● **TASK TO CARRY OUT**: Reproduce all entries precisely as they are written.

Begin THE INPUT

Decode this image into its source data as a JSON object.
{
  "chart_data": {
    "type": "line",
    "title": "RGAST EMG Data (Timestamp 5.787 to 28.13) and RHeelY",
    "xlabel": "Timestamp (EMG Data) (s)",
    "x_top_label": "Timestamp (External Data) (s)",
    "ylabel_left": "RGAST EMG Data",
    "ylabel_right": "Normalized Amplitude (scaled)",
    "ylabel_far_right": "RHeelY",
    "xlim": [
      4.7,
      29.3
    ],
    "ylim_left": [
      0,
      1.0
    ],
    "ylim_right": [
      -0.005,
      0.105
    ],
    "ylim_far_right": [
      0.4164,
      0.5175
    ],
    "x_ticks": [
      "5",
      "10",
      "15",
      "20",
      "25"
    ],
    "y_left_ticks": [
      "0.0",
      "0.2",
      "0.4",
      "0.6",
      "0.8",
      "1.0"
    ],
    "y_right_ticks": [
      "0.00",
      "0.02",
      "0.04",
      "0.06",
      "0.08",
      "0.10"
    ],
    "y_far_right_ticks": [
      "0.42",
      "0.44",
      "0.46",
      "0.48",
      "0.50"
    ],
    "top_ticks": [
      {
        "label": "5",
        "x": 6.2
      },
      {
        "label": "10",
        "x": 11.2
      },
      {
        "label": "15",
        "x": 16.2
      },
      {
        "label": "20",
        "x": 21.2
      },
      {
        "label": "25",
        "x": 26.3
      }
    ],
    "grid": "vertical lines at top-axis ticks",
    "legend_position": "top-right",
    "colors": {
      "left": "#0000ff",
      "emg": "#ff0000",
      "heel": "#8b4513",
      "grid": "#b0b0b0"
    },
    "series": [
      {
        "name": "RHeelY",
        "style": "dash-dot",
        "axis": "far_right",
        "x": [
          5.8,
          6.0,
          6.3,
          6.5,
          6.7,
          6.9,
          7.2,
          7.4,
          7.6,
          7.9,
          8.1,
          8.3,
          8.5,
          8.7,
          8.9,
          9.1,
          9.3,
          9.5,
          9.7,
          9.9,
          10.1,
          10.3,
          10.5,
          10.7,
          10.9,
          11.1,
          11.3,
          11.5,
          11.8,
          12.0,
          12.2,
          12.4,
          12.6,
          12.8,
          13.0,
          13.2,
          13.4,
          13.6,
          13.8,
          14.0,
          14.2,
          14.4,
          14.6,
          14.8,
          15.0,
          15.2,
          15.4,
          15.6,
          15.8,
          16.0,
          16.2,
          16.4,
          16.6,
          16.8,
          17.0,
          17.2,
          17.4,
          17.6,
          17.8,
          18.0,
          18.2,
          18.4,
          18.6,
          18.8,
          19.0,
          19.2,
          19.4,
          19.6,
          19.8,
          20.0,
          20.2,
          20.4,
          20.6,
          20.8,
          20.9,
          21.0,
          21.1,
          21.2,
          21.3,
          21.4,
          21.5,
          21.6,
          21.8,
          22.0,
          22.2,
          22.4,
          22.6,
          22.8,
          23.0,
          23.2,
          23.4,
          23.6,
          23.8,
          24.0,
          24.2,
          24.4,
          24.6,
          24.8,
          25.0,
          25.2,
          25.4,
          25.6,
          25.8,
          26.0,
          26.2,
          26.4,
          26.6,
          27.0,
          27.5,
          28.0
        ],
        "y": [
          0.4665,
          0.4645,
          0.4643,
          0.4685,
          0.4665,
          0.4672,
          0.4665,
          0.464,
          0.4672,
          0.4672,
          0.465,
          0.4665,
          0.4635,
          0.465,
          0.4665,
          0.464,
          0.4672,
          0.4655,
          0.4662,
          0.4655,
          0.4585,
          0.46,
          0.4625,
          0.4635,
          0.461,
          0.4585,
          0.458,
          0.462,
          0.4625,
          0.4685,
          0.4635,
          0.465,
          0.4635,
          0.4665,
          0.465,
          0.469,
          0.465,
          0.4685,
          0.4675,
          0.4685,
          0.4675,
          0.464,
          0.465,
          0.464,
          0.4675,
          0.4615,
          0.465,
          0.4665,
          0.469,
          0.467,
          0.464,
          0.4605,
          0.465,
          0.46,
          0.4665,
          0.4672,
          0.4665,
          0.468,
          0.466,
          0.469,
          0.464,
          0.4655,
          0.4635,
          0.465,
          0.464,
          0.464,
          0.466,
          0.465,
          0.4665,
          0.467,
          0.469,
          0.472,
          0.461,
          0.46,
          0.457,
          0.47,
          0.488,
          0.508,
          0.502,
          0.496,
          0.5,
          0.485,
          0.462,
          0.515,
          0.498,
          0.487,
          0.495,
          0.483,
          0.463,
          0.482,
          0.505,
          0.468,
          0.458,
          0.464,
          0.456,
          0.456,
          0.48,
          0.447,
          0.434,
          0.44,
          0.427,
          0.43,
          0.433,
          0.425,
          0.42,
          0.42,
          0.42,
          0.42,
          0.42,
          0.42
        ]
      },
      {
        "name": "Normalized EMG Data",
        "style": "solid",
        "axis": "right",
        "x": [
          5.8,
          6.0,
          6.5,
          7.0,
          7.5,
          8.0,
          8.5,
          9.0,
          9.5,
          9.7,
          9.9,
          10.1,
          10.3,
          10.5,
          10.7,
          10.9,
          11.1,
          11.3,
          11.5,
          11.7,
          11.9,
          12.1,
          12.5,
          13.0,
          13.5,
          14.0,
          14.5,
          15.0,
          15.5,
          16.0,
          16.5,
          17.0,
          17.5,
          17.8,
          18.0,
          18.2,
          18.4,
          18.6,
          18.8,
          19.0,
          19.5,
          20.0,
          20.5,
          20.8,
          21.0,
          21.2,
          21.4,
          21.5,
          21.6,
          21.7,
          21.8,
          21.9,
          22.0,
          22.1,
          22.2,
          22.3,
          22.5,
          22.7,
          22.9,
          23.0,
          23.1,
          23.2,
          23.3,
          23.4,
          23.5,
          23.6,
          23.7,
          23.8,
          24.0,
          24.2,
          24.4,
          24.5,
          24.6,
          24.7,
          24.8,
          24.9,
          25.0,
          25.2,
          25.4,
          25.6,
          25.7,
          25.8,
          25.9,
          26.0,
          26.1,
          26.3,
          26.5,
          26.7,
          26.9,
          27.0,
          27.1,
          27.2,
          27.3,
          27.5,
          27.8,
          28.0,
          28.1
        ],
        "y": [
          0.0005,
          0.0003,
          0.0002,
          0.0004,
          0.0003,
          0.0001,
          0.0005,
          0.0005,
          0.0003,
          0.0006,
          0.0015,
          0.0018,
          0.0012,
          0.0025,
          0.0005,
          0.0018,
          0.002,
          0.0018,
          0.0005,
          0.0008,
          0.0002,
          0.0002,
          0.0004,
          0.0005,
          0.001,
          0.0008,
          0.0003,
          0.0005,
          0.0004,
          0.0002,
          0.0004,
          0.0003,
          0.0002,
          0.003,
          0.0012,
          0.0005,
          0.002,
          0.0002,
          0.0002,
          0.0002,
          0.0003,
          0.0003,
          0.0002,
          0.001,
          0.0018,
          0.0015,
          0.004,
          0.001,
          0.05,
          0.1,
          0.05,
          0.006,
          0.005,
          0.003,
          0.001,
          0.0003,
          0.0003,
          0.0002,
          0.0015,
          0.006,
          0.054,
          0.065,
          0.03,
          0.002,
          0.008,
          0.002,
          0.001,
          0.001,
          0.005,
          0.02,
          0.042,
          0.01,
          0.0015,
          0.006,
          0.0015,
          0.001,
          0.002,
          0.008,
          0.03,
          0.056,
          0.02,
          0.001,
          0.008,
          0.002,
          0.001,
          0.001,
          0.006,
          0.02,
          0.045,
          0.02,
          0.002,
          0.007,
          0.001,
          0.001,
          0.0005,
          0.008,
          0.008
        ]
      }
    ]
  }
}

End THE INPUT

● **RESPONSE**:
Decode this image into its source data as a JSON object.
{
  "chart_data": {
    "type": "line",
    "title": "RGAST EMG Data (Timestamp 5.787 to 28.13) and RHeelY",
    "xlabel": "Timestamp (EMG Data) (s)",
    "x_top_label": "Timestamp (External Data) (s)",
    "ylabel_left": "RGAST EMG Data",
    "ylabel_right": "Normalized Amplitude (scaled)",
    "ylabel_far_right": "RHeelY",
    "xlim": [
      4.7,
      29.3
    ],
    "ylim_left": [
      0,
      1.0
    ],
    "ylim_right": [
      -0.005,
      0.105
    ],
    "ylim_far_right": [
      0.4164,
      0.5175
    ],
    "x_ticks": [
      "5",
      "10",
      "15",
      "20",
      "25"
    ],
    "y_left_ticks": [
      "0.0",
      "0.2",
      "0.4",
      "0.6",
      "0.8",
      "1.0"
    ],
    "y_right_ticks": [
      "0.00",
      "0.02",
      "0.04",
      "0.06",
      "0.08",
      "0.10"
    ],
    "y_far_right_ticks": [
      "0.42",
      "0.44",
      "0.46",
      "0.48",
      "0.50"
    ],
    "top_ticks": [
      {
        "label": "5",
        "x": 6.2
      },
      {
        "label": "10",
        "x": 11.2
      },
      {
        "label": "15",
        "x": 16.2
      },
      {
        "label": "20",
        "x": 21.2
      },
      {
        "label": "25",
        "x": 26.3
      }
    ],
    "grid": "vertical lines at top-axis ticks",
    "legend_position": "top-right",
    "colors": {
      "left": "#0000ff",
      "emg": "#ff0000",
      "heel": "#8b4513",
      "grid": "#b0b0b0"
    },
    "series": [
      {
        "name": "RHeelY",
        "style": "dash-dot",
        "axis": "far_right",
        "x": [
          5.8,
          6.0,
          6.3,
          6.5,
          6.7,
          6.9,
          7.2,
          7.4,
          7.6,
          7.9,
          8.1,
          8.3,
          8.5,
          8.7,
          8.9,
          9.1,
          9.3,
          9.5,
          9.7,
          9.9,
          10.1,
          10.3,
          10.5,
          10.7,
          10.9,
          11.1,
          11.3,
          11.5,
          11.8,
          12.0,
          12.2,
          12.4,
          12.6,
          12.8,
          13.0,
          13.2,
          13.4,
          13.6,
          13.8,
          14.0,
          14.2,
          14.4,
          14.6,
          14.8,
          15.0,
          15.2,
          15.4,
          15.6,
          15.8,
          16.0,
          16.2,
          16.4,
          16.6,
          16.8,
          17.0,
          17.2,
          17.4,
          17.6,
          17.8,
          18.0,
          18.2,
          18.4,
          18.6,
          18.8,
          19.0,
          19.2,
          19.4,
          19.6,
          19.8,
          20.0,
          20.2,
          20.4,
          20.6,
          20.8,
          20.9,
          21.0,
          21.1,
          21.2,
          21.3,
          21.4,
          21.5,
          21.6,
          21.8,
          22.0,
          22.2,
          22.4,
          22.6,
          22.8,
          23.0,
          23.2,
          23.4,
          23.6,
          23.8,
          24.0,
          24.2,
          24.4,
          24.6,
          24.8,
          25.0,
          25.2,
          25.4,
          25.6,
          25.8,
          26.0,
          26.2,
          26.4,
          26.6,
          27.0,
          27.5,
          28.0
        ],
        "y": [
          0.4665,
          0.4645,
          0.4643,
          0.4685,
          0.4665,
          0.4672,
          0.4665,
          0.464,
          0.4672,
          0.4672,
          0.465,
          0.4665,
          0.4635,
          0.465,
          0.4665,
          0.464,
          0.4672,
          0.4655,
          0.4662,
          0.4655,
          0.4585,
          0.46,
          0.4625,
          0.4635,
          0.461,
          0.4585,
          0.458,
          0.462,
          0.4625,
          0.4685,
          0.4635,
          0.465,
          0.4635,
          0.4665,
          0.465,
          0.469,
          0.465,
          0.4685,
          0.4675,
          0.4685,
          0.4675,
          0.464,
          0.465,
          0.464,
          0.4675,
          0.4615,
          0.465,
          0.4665,
          0.469,
          0.467,
          0.464,
          0.4605,
          0.465,
          0.46,
          0.4665,
          0.4672,
          0.4665,
          0.468,
          0.466,
          0.469,
          0.464,
          0.4655,
          0.4635,
          0.465,
          0.464,
          0.464,
          0.466,
          0.465,
          0.4665,
          0.467,
          0.469,
          0.472,
          0.461,
          0.46,
          0.457,
          0.47,
          0.488,
          0.508,
          0.502,
          0.496,
          0.5,
          0.485,
          0.462,
          0.515,
          0.498,
          0.487,
          0.495,
          0.483,
          0.463,
          0.482,
          0.505,
          0.468,
          0.458,
          0.464,
          0.456,
          0.456,
          0.48,
          0.447,
          0.434,
          0.44,
          0.427,
          0.43,
          0.433,
          0.425,
          0.42,
          0.42,
          0.42,
          0.42,
          0.42,
          0.42
        ]
      },
      {
        "name": "Normalized EMG Data",
        "style": "solid",
        "axis": "right",
        "x": [
          5.8,
          6.0,
          6.5,
          7.0,
          7.5,
          8.0,
          8.5,
          9.0,
          9.5,
          9.7,
          9.9,
          10.1,
          10.3,
          10.5,
          10.7,
          10.9,
          11.1,
          11.3,
          11.5,
          11.7,
          11.9,
          12.1,
          12.5,
          13.0,
          13.5,
          14.0,
          14.5,
          15.0,
          15.5,
          16.0,
          16.5,
          17.0,
          17.5,
          17.8,
          18.0,
          18.2,
          18.4,
          18.6,
          18.8,
          19.0,
          19.5,
          20.0,
          20.5,
          20.8,
          21.0,
          21.2,
          21.4,
          21.5,
          21.6,
          21.7,
          21.8,
          21.9,
          22.0,
          22.1,
          22.2,
          22.3,
          22.5,
          22.7,
          22.9,
          23.0,
          23.1,
          23.2,
          23.3,
          23.4,
          23.5,
          23.6,
          23.7,
          23.8,
          24.0,
          24.2,
          24.4,
          24.5,
          24.6,
          24.7,
          24.8,
          24.9,
          25.0,
          25.2,
          25.4,
          25.6,
          25.7,
          25.8,
          25.9,
          26.0,
          26.1,
          26.3,
          26.5,
          26.7,
          26.9,
          27.0,
          27.1,
          27.2,
          27.3,
          27.5,
          27.8,
          28.0,
          28.1
        ],
        "y": [
          0.0005,
          0.0003,
          0.0002,
          0.0004,
          0.0003,
          0.0001,
          0.0005,
          0.0005,
          0.0003,
          0.0006,
          0.0015,
          0.0018,
          0.0012,
          0.0025,
          0.0005,
          0.0018,
          0.002,
          0.0018,
          0.0005,
          0.0008,
          0.0002,
          0.0002,
          0.0004,
          0.0005,
          0.001,
          0.0008,
          0.0003,
          0.0005,
          0.0004,
          0.0002,
          0.0004,
          0.0003,
          0.0002,
          0.003,
          0.0012,
          0.0005,
          0.002,
          0.0002,
          0.0002,
          0.0002,
          0.0003,
          0.0003,
          0.0002,
          0.001,
          0.0018,
          0.0015,
          0.004,
          0.001,
          0.05,
          0.1,
          0.05,
          0.006,
          0.005,
          0.003,
          0.001,
          0.0003,
          0.0003,
          0.0002,
          0.0015,
          0.006,
          0.054,
          0.065,
          0.03,
          0.002,
          0.008,
          0.002,
          0.001,
          0.001,
          0.005,
          0.02,
          0.042,
          0.01,
          0.0015,
          0.006,
          0.0015,
          0.001,
          0.002,
          0.008,
          0.03,
          0.056,
          0.02,
          0.001,
          0.008,
          0.002,
          0.001,
          0.001,
          0.006,
          0.02,
          0.045,
          0.02,
          0.002,
          0.007,
          0.001,
          0.001,
          0.0005,
          0.008,
          0.008
        ]
      }
    ]
  }
}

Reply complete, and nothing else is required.